▶ [Exercise requirements]: Which lines in the material below contain the word "text"? Copy each of them.

▶ [Raw data]:
|---|
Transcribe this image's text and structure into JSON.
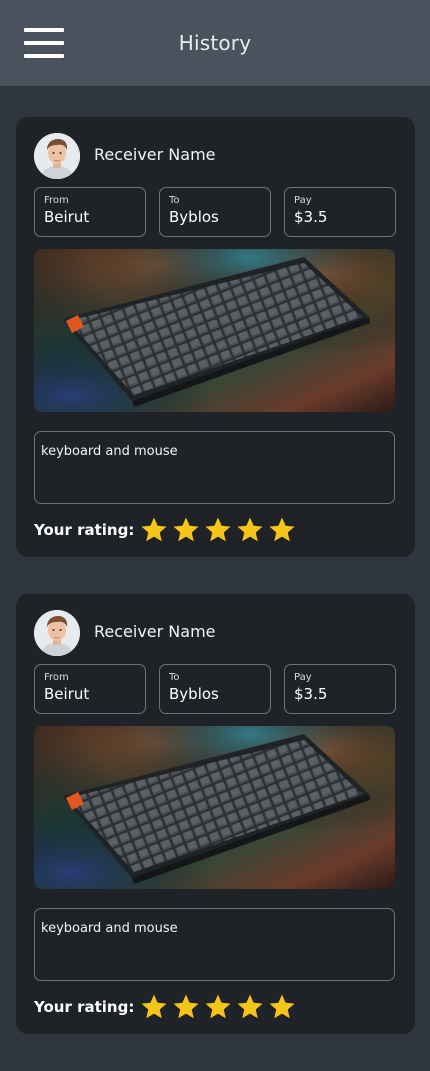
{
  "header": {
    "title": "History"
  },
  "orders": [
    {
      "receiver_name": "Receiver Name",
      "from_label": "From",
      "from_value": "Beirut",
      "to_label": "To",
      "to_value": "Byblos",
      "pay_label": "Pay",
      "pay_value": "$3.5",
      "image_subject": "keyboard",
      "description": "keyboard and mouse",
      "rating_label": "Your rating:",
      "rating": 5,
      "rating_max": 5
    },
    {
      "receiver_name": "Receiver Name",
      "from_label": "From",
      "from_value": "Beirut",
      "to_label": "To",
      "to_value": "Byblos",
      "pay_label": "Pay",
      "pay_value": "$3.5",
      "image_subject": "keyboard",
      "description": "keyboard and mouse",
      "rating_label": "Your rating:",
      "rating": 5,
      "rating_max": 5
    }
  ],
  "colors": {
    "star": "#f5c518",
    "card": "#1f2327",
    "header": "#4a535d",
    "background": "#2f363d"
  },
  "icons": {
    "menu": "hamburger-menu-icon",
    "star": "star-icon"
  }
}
|---|
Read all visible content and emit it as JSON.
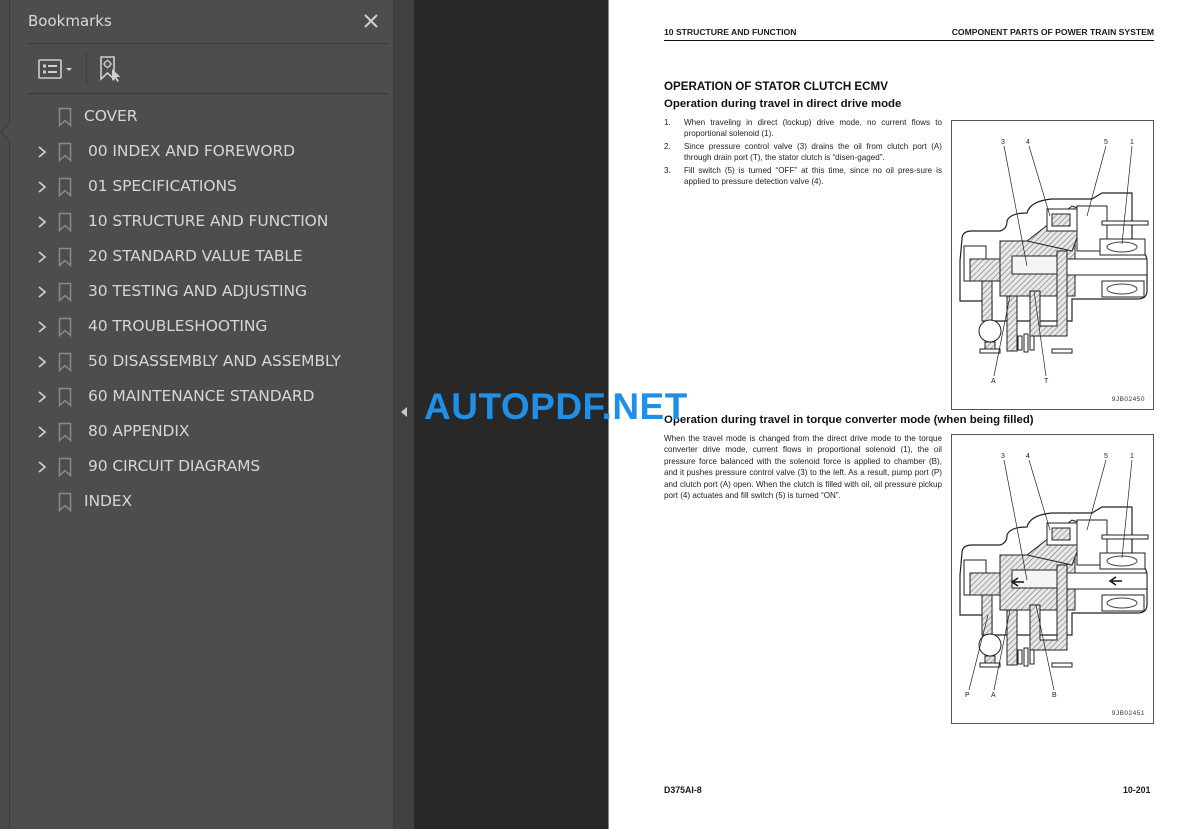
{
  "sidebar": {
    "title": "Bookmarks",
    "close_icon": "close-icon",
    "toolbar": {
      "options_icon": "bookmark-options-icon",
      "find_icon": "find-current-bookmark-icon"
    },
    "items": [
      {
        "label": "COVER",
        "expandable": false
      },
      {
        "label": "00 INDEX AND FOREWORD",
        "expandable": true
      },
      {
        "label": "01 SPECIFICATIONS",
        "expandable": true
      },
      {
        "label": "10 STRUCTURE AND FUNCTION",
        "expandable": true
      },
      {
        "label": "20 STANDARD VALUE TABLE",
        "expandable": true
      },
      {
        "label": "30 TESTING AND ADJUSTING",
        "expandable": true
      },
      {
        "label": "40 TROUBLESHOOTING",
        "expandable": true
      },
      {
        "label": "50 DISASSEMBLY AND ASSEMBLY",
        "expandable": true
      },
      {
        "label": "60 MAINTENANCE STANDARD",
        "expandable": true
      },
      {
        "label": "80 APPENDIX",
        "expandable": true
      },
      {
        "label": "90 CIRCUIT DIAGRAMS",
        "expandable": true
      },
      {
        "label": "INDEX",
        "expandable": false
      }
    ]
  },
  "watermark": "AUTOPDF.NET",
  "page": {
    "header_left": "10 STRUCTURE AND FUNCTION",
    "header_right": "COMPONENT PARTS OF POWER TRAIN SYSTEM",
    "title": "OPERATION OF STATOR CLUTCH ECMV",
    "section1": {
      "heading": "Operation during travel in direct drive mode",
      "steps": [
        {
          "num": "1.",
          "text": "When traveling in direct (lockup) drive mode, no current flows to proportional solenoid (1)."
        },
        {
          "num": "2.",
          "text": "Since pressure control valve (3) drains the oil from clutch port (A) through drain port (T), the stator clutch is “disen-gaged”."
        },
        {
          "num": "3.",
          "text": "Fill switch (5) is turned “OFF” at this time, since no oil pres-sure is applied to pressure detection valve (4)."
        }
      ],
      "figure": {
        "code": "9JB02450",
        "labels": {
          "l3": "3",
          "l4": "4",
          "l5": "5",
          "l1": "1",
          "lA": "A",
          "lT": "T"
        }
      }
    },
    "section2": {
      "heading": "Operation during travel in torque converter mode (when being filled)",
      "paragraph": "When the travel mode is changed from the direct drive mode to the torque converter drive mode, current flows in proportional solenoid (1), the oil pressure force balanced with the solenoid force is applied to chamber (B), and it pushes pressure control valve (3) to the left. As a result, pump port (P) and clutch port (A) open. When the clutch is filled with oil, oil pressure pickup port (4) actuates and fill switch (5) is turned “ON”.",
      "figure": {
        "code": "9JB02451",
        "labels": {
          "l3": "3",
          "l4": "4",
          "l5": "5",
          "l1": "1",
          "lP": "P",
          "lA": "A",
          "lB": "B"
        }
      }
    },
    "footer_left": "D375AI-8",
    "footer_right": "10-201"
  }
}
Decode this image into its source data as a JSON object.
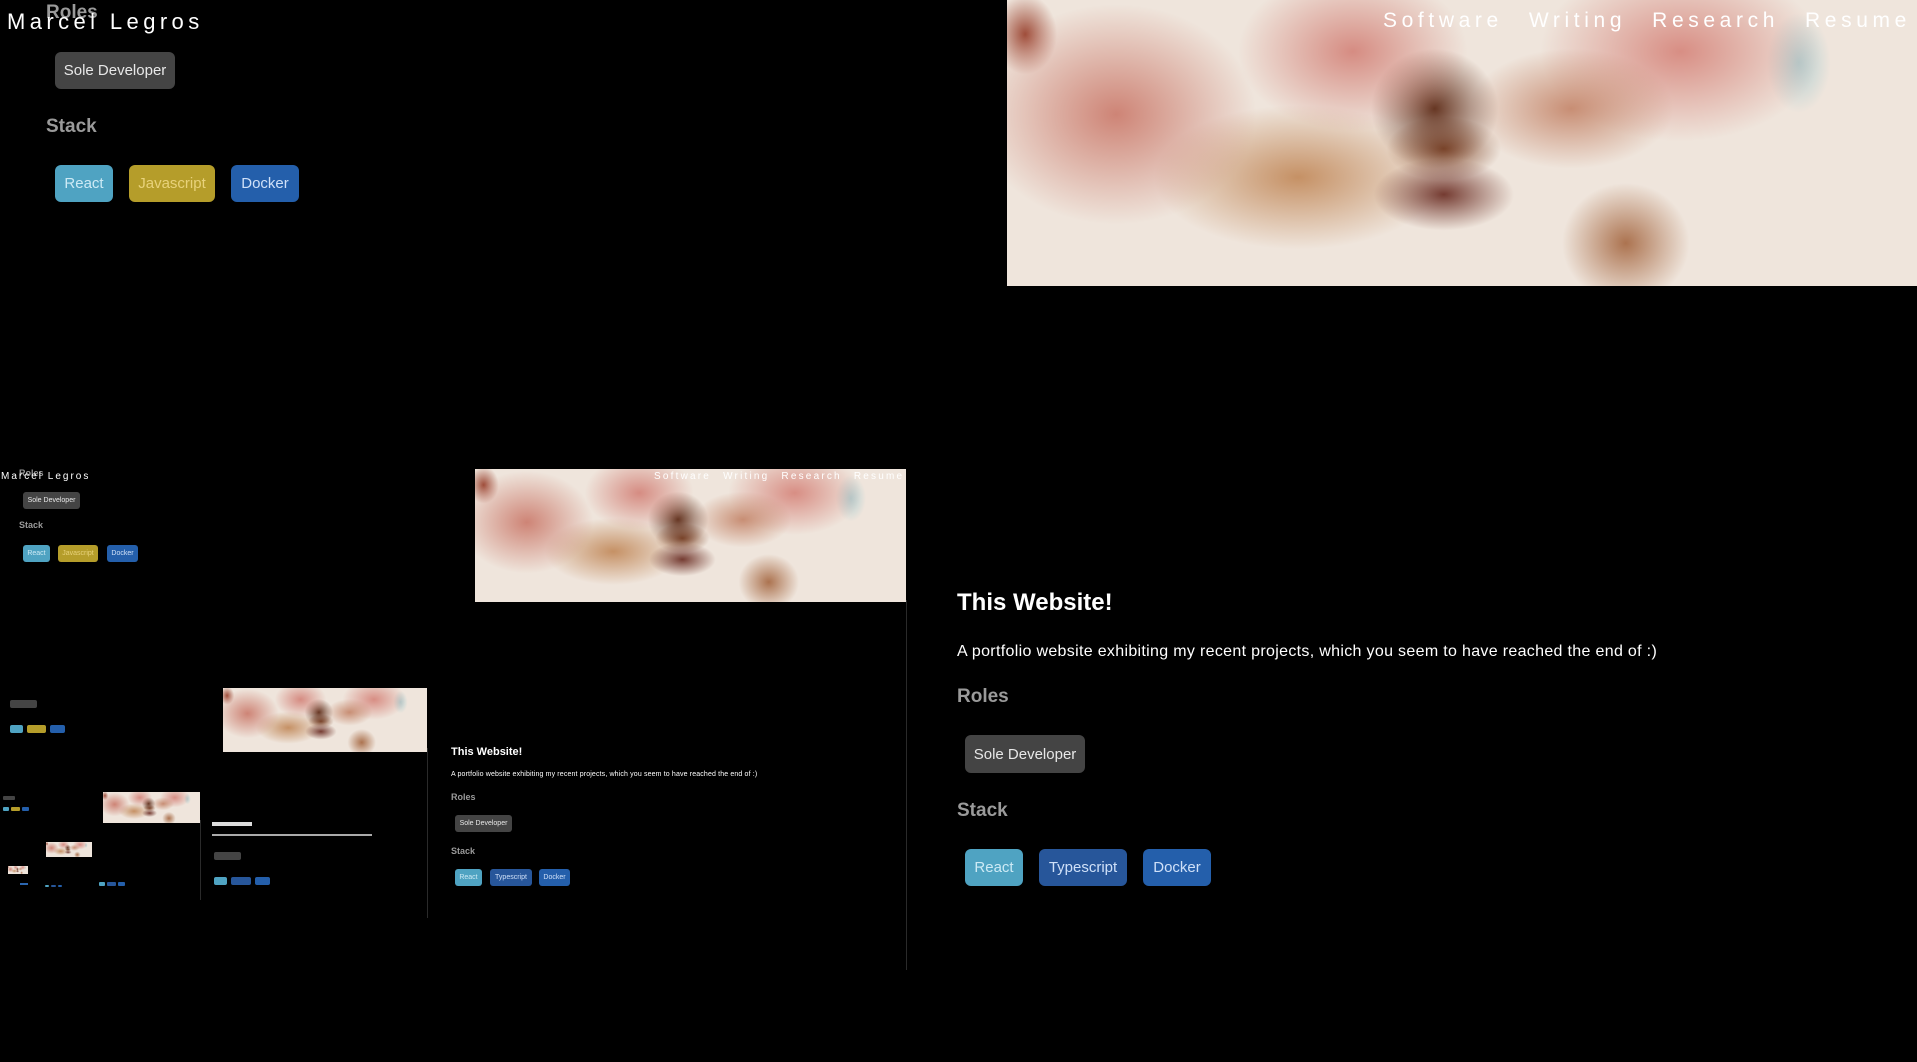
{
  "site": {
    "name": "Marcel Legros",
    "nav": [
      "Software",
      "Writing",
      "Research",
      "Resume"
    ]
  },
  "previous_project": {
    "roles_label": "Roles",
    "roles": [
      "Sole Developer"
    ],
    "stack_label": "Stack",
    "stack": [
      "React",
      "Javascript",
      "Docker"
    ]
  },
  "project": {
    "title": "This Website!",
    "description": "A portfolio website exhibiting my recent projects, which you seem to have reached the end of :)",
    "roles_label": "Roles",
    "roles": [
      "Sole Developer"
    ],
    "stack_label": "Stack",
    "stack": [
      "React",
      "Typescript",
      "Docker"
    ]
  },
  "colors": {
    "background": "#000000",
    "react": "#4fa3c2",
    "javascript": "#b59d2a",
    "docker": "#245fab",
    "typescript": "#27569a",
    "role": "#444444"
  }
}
|---|
▶ [Solved exercise]:
Transcribe this image's text and structure into JSON.
          "text": "When traveling in direct (lockup) drive mode, no current flows to proportional solenoid (1)."
          "text": "Since pressure control valve (3) drains the oil from clutch port (A) through drain port (T), the stator clutch is “disen-gaged”."
          "text": "Fill switch (5) is turned “OFF” at this time, since no oil pres-sure is applied to pressure detection valve (4)."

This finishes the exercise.